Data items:
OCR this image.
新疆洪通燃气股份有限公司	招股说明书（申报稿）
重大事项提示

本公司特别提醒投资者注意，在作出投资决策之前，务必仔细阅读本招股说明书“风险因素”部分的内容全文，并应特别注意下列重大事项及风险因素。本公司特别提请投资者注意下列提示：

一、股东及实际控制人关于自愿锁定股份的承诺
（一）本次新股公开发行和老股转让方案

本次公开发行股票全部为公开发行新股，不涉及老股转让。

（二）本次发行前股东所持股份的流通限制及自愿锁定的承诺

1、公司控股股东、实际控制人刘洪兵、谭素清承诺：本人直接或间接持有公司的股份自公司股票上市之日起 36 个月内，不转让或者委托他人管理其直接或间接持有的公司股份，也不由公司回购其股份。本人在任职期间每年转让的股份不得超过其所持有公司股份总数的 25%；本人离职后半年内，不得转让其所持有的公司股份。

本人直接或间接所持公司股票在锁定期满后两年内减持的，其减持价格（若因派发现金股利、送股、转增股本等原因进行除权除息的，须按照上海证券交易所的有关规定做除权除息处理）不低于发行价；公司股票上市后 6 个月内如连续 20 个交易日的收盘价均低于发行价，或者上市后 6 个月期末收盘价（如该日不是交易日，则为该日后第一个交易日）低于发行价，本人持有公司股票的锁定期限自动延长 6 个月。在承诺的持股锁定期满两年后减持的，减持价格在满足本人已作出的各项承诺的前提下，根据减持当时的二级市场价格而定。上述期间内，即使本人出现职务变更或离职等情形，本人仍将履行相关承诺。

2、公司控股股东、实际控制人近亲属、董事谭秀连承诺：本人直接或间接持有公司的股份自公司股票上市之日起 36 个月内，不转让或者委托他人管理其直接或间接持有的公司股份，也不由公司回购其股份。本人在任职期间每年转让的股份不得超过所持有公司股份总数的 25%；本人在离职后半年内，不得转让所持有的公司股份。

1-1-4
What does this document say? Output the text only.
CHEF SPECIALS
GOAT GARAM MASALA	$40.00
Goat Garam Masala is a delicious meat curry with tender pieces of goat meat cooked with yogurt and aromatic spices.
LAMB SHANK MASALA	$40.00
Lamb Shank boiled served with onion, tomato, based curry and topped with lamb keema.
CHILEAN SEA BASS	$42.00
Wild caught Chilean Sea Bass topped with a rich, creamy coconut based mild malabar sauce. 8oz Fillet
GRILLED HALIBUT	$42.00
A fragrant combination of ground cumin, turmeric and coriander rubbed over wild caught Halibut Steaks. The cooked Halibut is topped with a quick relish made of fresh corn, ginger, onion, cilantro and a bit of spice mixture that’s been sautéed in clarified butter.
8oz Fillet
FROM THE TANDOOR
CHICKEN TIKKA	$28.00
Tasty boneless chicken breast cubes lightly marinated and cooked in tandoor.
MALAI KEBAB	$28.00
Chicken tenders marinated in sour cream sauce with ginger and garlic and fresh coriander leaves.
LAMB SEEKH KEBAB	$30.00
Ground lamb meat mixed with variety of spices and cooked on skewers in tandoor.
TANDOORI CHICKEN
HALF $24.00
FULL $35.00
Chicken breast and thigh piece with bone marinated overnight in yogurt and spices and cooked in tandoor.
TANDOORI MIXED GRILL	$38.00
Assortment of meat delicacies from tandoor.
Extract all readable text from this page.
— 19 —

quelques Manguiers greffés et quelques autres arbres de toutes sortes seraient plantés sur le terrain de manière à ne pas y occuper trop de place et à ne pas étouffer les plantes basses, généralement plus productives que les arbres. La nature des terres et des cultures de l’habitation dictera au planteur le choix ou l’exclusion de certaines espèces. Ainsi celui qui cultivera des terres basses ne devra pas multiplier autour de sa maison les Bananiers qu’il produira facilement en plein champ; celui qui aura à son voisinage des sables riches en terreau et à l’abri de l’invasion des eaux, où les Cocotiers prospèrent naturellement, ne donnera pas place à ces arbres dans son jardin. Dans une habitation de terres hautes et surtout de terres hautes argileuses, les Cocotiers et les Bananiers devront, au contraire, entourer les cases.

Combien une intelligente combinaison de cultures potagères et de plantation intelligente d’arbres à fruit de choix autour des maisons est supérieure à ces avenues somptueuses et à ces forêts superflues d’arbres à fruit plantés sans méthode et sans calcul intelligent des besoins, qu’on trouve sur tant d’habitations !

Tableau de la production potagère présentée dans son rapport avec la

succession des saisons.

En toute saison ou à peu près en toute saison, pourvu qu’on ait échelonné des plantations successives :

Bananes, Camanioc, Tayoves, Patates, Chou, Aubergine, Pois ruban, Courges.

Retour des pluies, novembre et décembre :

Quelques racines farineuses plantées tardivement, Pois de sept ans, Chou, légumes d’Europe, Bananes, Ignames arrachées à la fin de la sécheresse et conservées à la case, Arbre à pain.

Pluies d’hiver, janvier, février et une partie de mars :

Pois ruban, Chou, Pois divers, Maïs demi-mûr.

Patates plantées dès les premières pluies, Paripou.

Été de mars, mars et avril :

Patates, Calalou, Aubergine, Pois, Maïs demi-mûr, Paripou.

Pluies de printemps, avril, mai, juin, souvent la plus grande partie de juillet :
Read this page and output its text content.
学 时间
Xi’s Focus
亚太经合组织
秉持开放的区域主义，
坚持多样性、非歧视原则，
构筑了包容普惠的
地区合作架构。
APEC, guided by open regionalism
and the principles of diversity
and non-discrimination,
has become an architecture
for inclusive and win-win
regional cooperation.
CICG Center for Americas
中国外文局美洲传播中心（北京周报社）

▶ _EXERCISE DIRECTIONS_
Restate the final lines of the listing above word for word, beginning at the line that contains "Read this page and output its text content.".

▶ _COMPLETED TASK_
Read this page and output its text content.
学 时间
Xi’s Focus
亚太经合组织
秉持开放的区域主义，
坚持多样性、非歧视原则，
构筑了包容普惠的
地区合作架构。
APEC, guided by open regionalism
and the principles of diversity
and non-discrimination,
has become an architecture
for inclusive and win-win
regional cooperation.
CICG Center for Americas
中国外文局美洲传播中心（北京周报社）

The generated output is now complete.